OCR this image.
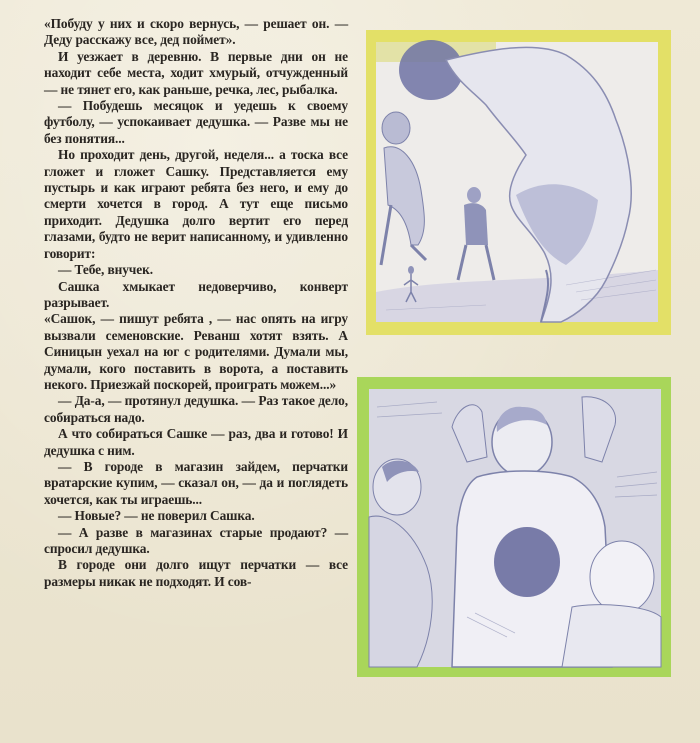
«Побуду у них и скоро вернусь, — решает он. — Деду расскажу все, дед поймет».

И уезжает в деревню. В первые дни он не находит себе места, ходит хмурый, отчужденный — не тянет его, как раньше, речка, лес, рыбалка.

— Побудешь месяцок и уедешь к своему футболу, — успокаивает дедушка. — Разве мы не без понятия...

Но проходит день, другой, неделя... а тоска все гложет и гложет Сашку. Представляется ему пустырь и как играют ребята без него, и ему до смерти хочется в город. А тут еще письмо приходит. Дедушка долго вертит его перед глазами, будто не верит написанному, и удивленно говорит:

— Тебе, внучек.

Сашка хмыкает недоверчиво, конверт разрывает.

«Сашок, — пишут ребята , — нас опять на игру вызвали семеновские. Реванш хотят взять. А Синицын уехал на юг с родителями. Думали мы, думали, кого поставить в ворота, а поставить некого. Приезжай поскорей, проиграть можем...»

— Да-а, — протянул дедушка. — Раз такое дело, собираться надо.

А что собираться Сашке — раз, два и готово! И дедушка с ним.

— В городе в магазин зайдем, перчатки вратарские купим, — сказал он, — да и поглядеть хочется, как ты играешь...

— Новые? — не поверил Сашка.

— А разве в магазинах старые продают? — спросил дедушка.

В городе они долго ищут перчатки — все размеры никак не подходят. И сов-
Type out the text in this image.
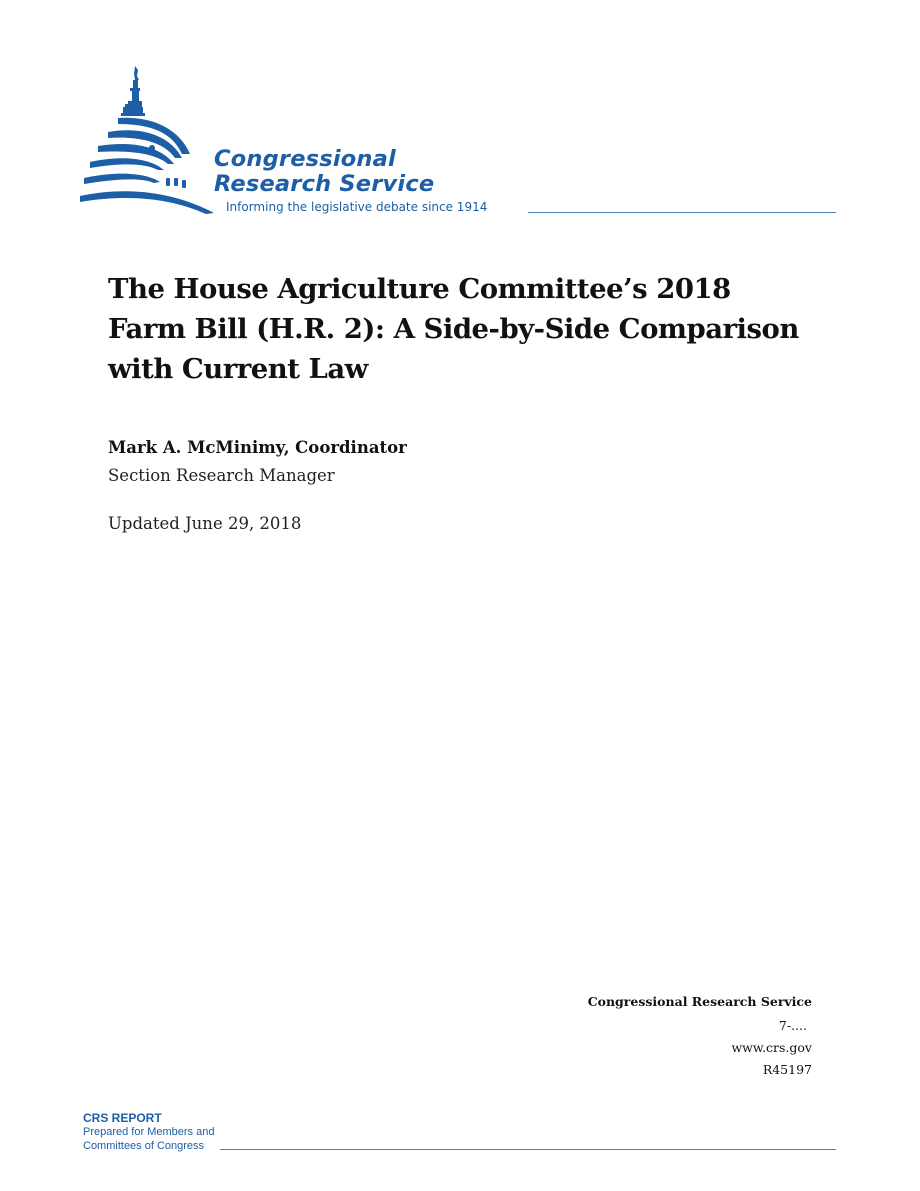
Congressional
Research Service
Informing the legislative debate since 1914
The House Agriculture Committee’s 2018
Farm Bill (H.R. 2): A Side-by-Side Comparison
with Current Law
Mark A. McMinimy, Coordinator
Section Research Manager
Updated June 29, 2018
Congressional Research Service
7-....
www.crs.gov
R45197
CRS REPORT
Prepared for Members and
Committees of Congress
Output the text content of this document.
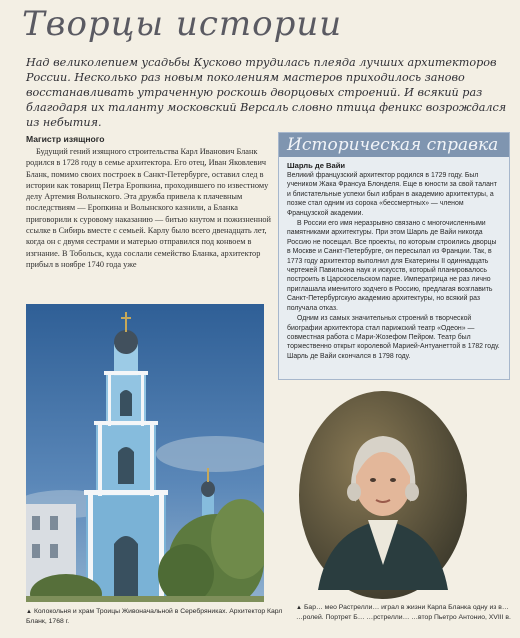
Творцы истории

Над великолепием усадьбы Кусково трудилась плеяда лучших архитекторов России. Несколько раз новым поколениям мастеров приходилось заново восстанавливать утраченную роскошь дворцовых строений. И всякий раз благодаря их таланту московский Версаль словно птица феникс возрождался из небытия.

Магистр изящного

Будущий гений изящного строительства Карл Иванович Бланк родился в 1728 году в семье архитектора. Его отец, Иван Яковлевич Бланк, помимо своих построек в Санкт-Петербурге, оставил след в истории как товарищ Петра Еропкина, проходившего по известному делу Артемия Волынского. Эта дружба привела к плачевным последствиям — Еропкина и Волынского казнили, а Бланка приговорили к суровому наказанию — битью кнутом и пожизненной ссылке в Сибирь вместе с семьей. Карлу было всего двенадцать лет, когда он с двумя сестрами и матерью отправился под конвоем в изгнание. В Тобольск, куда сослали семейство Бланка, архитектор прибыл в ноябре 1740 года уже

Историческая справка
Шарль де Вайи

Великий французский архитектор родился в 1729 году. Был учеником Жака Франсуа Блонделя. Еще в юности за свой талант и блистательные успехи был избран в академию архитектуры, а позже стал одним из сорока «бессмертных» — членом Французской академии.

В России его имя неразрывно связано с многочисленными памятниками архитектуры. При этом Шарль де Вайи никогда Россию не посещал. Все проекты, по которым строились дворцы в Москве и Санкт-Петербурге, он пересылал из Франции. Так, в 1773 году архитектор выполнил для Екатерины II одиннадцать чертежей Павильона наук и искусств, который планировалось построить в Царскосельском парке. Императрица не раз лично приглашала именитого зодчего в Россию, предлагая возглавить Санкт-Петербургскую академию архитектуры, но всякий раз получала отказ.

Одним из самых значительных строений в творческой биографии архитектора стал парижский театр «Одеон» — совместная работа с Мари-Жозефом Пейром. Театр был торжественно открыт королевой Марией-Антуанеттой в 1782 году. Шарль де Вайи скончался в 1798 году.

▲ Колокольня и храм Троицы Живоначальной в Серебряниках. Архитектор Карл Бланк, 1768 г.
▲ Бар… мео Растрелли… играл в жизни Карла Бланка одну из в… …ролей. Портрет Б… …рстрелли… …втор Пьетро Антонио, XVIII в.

=-=-=-=-=

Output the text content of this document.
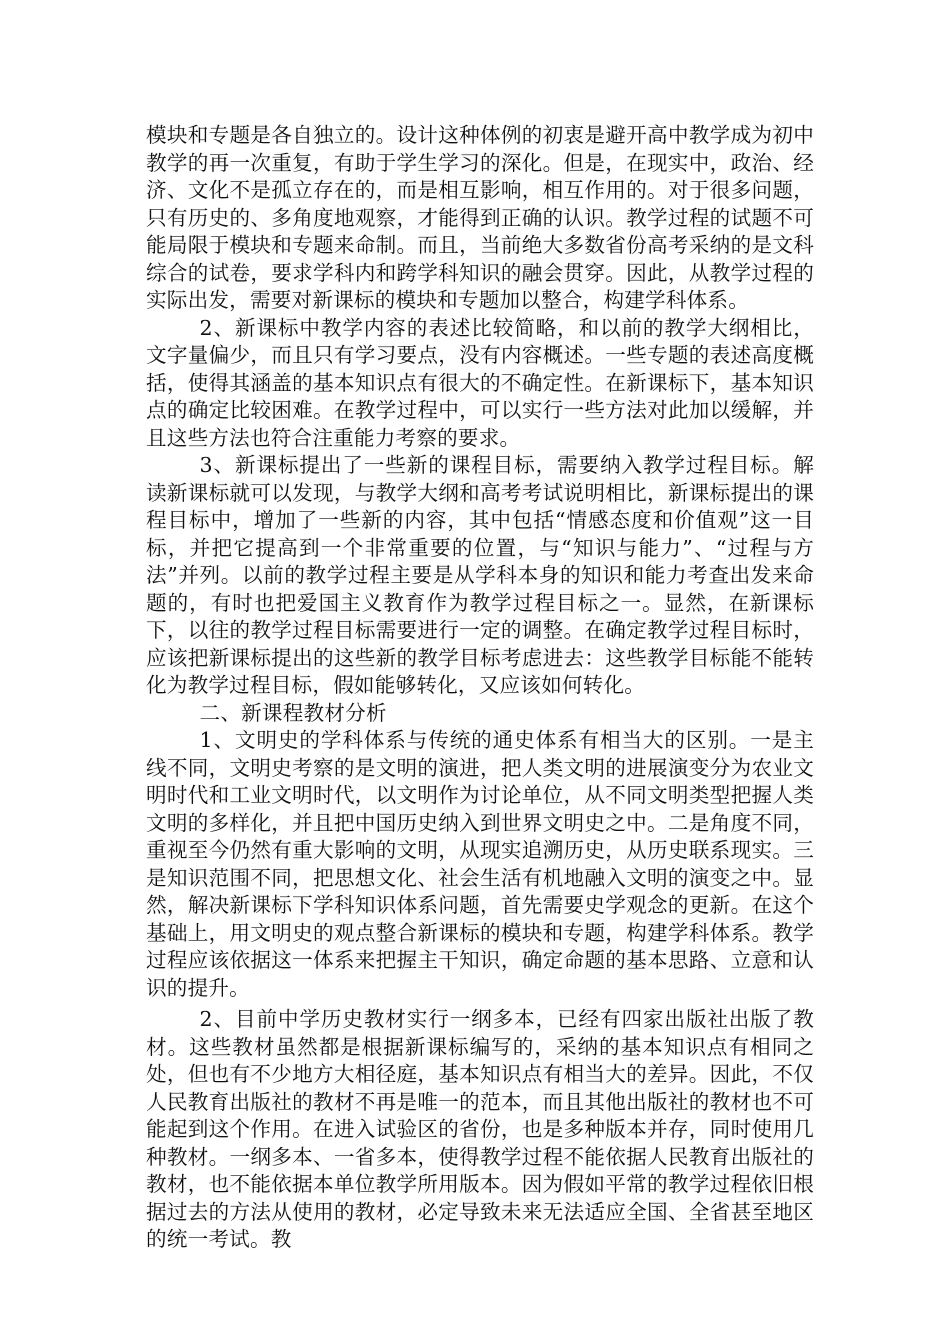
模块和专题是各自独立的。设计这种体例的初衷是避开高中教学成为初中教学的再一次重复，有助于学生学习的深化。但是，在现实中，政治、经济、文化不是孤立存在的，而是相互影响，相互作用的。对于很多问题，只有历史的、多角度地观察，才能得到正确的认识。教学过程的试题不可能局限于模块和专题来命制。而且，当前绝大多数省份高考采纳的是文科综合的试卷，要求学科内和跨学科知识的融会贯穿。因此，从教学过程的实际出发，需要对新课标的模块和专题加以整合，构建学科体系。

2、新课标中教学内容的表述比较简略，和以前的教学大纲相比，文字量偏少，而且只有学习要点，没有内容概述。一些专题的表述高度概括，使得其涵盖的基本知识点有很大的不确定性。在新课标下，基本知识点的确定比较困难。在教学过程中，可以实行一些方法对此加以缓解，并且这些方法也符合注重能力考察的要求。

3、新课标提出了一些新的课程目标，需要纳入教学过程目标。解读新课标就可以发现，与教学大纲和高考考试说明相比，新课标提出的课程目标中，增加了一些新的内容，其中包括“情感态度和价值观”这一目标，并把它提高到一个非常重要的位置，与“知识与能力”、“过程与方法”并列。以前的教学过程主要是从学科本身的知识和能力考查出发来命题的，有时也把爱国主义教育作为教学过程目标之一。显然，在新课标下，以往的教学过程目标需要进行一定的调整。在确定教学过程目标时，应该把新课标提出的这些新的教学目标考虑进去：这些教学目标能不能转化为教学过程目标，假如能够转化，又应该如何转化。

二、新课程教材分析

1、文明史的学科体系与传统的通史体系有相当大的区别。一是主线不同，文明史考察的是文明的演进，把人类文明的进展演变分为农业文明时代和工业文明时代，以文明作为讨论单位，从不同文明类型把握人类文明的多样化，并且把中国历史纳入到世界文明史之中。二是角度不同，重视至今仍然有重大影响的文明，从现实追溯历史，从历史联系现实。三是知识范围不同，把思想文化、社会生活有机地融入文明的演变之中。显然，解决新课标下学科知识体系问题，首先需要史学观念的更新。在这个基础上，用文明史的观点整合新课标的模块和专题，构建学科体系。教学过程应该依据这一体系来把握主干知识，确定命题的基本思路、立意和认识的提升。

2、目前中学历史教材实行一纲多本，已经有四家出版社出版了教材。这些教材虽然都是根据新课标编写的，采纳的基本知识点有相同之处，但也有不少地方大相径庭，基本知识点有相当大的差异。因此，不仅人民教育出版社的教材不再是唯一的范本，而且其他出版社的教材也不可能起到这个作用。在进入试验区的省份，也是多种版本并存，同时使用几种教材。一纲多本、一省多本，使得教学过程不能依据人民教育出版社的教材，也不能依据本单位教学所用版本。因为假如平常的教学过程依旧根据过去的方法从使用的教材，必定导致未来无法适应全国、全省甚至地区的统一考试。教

=-=-=-=-=

◆ **Requirement**
Pull out all lines from the entries above in which the word "Service" appears.

◆ **Exercise solution**
Research Service
Congressional Research Service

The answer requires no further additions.